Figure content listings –
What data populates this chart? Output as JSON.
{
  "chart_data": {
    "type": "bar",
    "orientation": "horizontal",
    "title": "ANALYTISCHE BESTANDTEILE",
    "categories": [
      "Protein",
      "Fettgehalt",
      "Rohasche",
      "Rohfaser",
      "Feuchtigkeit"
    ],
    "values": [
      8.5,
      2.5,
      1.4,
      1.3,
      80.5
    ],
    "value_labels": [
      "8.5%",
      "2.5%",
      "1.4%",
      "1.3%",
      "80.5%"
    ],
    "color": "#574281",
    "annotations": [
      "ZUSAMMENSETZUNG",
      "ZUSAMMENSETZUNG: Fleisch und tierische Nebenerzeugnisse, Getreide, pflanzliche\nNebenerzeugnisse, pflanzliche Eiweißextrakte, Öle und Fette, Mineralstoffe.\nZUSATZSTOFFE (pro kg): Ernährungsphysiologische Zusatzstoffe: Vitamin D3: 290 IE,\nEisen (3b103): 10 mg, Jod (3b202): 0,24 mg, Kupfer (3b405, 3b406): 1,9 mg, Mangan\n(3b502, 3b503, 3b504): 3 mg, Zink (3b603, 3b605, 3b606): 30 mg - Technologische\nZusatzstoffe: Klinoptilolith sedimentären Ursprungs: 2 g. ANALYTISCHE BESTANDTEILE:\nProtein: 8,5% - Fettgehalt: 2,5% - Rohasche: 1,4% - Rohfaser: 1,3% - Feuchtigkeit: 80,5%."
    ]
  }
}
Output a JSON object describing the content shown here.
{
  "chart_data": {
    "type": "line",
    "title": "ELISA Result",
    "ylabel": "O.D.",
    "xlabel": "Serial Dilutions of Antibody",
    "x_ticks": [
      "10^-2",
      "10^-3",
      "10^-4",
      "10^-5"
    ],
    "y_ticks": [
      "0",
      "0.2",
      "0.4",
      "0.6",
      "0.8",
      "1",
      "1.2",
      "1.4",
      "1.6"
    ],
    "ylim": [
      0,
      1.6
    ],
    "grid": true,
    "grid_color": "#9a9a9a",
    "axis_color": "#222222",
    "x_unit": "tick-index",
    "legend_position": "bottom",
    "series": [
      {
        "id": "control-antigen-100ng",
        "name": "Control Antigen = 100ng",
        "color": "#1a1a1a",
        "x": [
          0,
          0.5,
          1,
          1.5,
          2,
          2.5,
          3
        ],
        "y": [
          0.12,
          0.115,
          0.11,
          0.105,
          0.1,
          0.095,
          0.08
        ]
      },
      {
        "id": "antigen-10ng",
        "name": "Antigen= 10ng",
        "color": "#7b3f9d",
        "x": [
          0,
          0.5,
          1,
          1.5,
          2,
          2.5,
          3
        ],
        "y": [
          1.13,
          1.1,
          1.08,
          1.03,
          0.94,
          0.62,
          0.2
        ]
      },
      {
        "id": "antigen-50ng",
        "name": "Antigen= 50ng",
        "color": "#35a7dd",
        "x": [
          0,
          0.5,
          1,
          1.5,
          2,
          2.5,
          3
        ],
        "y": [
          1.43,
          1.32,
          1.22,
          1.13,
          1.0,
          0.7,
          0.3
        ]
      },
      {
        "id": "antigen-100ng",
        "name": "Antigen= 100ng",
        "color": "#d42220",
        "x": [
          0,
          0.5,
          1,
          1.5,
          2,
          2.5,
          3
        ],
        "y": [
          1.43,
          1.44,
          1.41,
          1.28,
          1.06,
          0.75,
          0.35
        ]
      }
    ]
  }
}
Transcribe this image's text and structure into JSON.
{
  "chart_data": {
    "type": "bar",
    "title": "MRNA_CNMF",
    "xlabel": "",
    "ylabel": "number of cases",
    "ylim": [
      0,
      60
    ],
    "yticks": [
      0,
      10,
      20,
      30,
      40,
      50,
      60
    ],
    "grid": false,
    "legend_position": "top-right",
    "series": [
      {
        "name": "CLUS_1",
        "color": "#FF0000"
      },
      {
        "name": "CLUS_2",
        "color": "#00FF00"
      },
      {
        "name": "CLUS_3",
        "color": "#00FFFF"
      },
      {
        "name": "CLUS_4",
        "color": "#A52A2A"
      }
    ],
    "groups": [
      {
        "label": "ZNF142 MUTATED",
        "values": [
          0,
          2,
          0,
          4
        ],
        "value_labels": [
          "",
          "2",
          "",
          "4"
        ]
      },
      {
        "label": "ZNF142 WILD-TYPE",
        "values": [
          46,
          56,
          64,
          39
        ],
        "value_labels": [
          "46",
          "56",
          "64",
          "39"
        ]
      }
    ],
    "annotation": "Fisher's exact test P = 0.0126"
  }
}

THE TASK –
Within the records above, count the lines that contain "Fettgehalt" and give the number with nothing added.

RESPONSE TO THIS EXERCISE –
2